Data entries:
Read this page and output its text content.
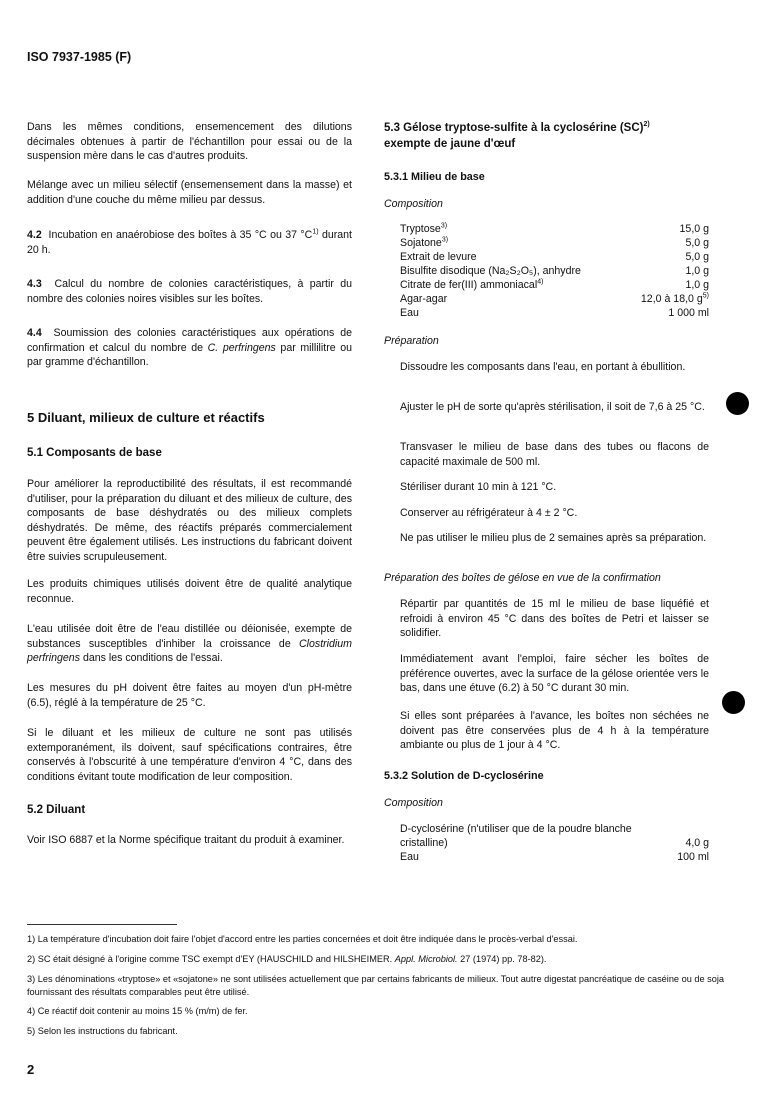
ISO 7937-1985 (F)

Dans les mêmes conditions, ensemencement des dilutions décimales obtenues à partir de l'échantillon pour essai ou de la suspension mère dans le cas d'autres produits.

Mélange avec un milieu sélectif (ensemensement dans la masse) et addition d'une couche du même milieu par dessus.

4.2 Incubation en anaérobiose des boîtes à 35 °C ou 37 $^\circ C^{1)}$ durant 20 h.

4.3 Calcul du nombre de colonies caractéristiques, à partir du nombre des colonies noires visibles sur les boîtes.

4.4 Soumission des colonies caractéristiques aux opérations de confirmation et calcul du nombre de C. perfringens par millilitre ou par gramme d'échantillon.

5 Diluant, milieux de culture et réactifs
5.1 Composants de base

Pour améliorer la reproductibilité des résultats, il est recommandé d'utiliser, pour la préparation du diluant et des milieux de culture, des composants de base déshydratés ou des milieux complets déshydratés. De même, des réactifs préparés commercialement peuvent être également utilisés. Les instructions du fabricant doivent être suivies scrupuleusement.

Les produits chimiques utilisés doivent être de qualité analytique reconnue.

L'eau utilisée doit être de l'eau distillée ou déionisée, exempte de substances susceptibles d'inhiber la croissance de Clostridium perfringens dans les conditions de l'essai.

Les mesures du pH doivent être faites au moyen d'un pH-mètre (6.5), réglé à la température de 25 °C.

Si le diluant et les milieux de culture ne sont pas utilisés extemporanément, ils doivent, sauf spécifications contraires, être conservés à l'obscurité à une température d'environ 4 °C, dans des conditions évitant toute modification de leur composition.

5.2 Diluant

Voir ISO 6887 et la Norme spécifique traitant du produit à examiner.

5.3 Gélose tryptose-sulfite à la cyclosérine (SC)$^{2)}$
exempte de jaune d'œuf
5.3.1 Milieu de base
Composition
Tryptose$^{3)}$	15,0 g
Sojatone$^{3)}$	5,0 g
Extrait de levure	5,0 g
Bisulfite disodique (Na₂S₂O₅), anhydre	1,0 g
Citrate de fer(III) ammoniacal$^{4)}$	1,0 g
Agar-agar	12,0 à 18,0 $g^{5)}$
Eau	1 000 ml
Préparation

Dissoudre les composants dans l'eau, en portant à ébullition.

Ajuster le pH de sorte qu'après stérilisation, il soit de 7,6 à 25 °C.

Transvaser le milieu de base dans des tubes ou flacons de capacité maximale de 500 ml.

Stériliser durant 10 min à 121 °C.

Conserver au réfrigérateur à 4 ± 2 °C.

Ne pas utiliser le milieu plus de 2 semaines après sa préparation.

Préparation des boîtes de gélose en vue de la confirmation

Répartir par quantités de 15 ml le milieu de base liquéfié et refroidi à environ 45 °C dans des boîtes de Petri et laisser se solidifier.

Immédiatement avant l'emploi, faire sécher les boîtes de préférence ouvertes, avec la surface de la gélose orientée vers le bas, dans une étuve (6.2) à 50 °C durant 30 min.

Si elles sont préparées à l'avance, les boîtes non séchées ne doivent pas être conservées plus de 4 h à la température ambiante ou plus de 1 jour à 4 °C.

5.3.2 Solution de D-cyclosérine
Composition
D-cyclosérine (n'utiliser que de la poudre blanche
cristalline)	4,0 g
Eau	100 ml
1) La température d'incubation doit faire l'objet d'accord entre les parties concernées et doit être indiquée dans le procès-verbal d'essai.
2) SC était désigné à l'origine comme TSC exempt d'EY (HAUSCHILD and HILSHEIMER. Appl. Microbiol. 27 (1974) pp. 78-82).
3) Les dénominations «tryptose» et «sojatone» ne sont utilisées actuellement que par certains fabricants de milieux. Tout autre digestat pancréatique de caséine ou de soja fournissant des résultats comparables peut être utilisé.
4) Ce réactif doit contenir au moins 15 % (m/m) de fer.
5) Selon les instructions du fabricant.
2
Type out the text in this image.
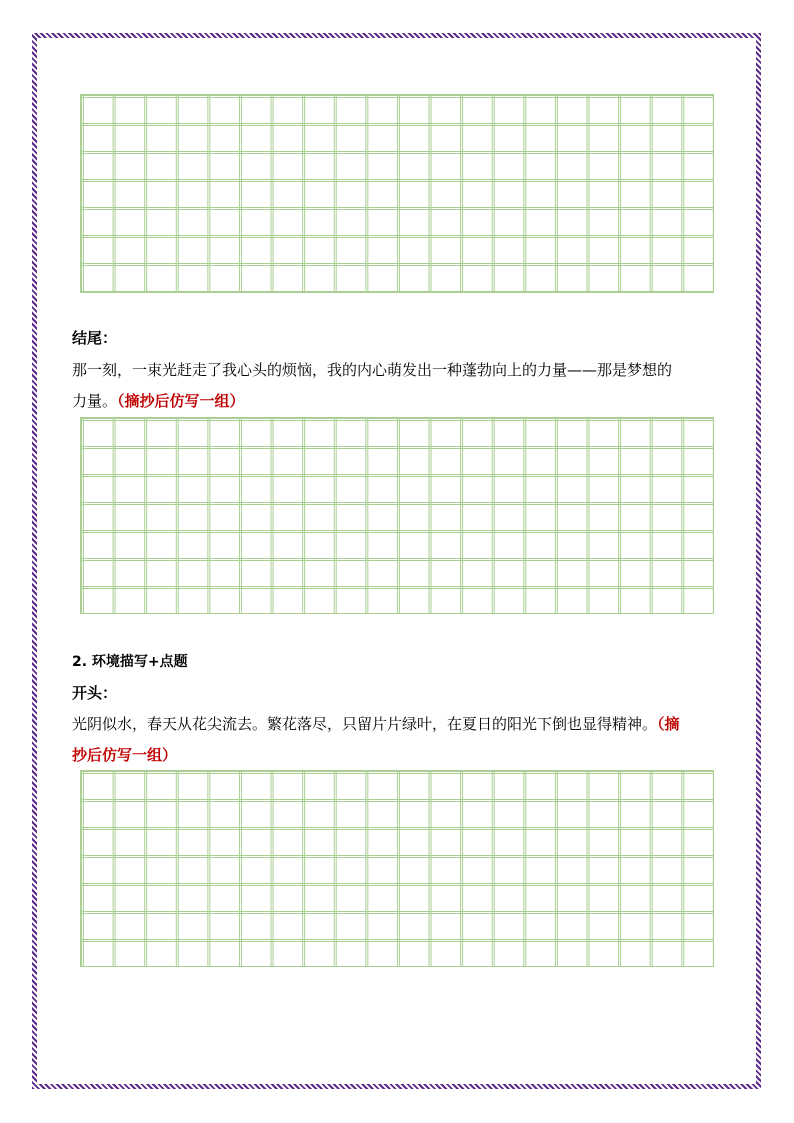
结尾：
那一刻，一束光赶走了我心头的烦恼，我的内心萌发出一种蓬勃向上的力量——那是梦想的
力量。（摘抄后仿写一组）
2. 环境描写+点题
开头：
光阴似水，春天从花尖流去。繁花落尽，只留片片绿叶，在夏日的阳光下倒也显得精神。（摘
抄后仿写一组）
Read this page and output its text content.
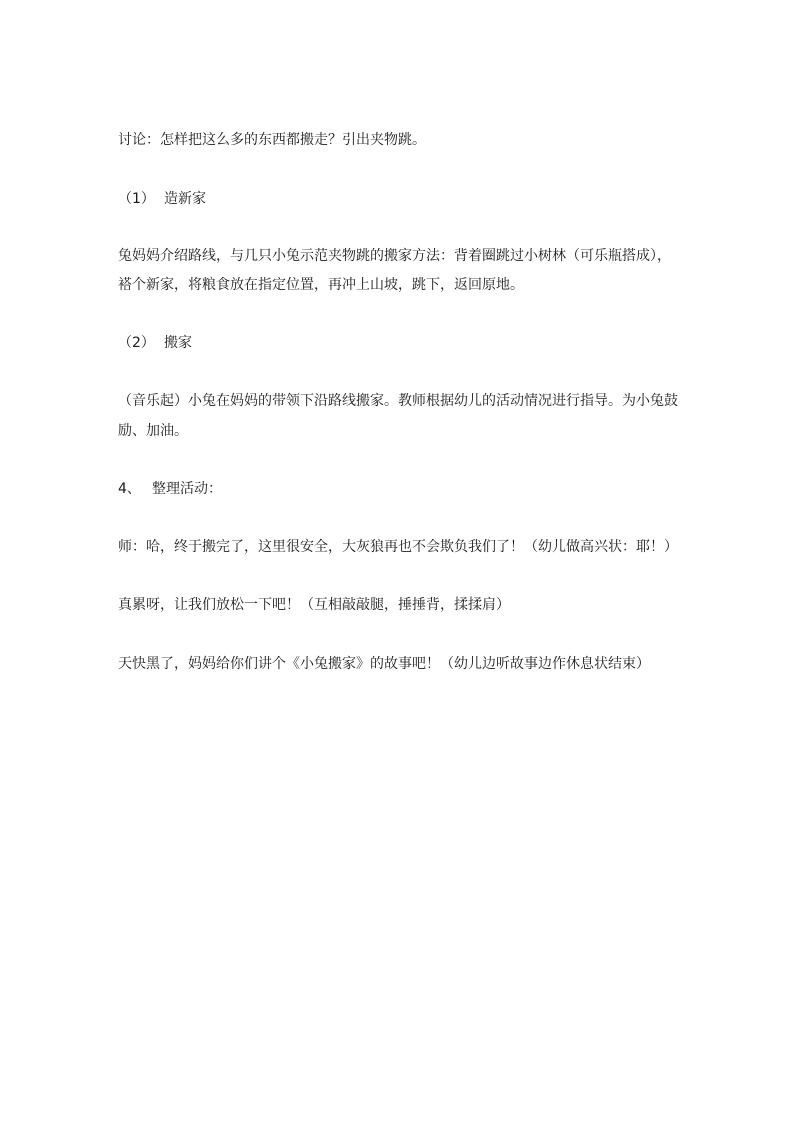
讨论：怎样把这么多的东西都搬走？引出夹物跳。
（1） 造新家
兔妈妈介绍路线，与几只小兔示范夹物跳的搬家方法：背着圈跳过小树林（可乐瓶搭成），
褡个新家，将粮食放在指定位置，再冲上山坡，跳下，返回原地。
（2） 搬家
（音乐起）小兔在妈妈的带领下沿路线搬家。教师根据幼儿的活动情况进行指导。为小兔鼓
励、加油。
4、 整理活动：
师：哈，终于搬完了，这里很安全，大灰狼再也不会欺负我们了！（幼儿做高兴状：耶！）
真累呀，让我们放松一下吧！（互相敲敲腿，捶捶背，揉揉肩）
天快黑了，妈妈给你们讲个《小兔搬家》的故事吧！（幼儿边听故事边作休息状结束）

Stated problem: From the listing, copy every line where the string "exempte" appears.

Full answer:
L'eau utilisée doit être de l'eau distillée ou déionisée, exempte de substances susceptibles d'inhiber la croissance de Clostridium perfringens dans les conditions de l'essai.
exempte de jaune d'œuf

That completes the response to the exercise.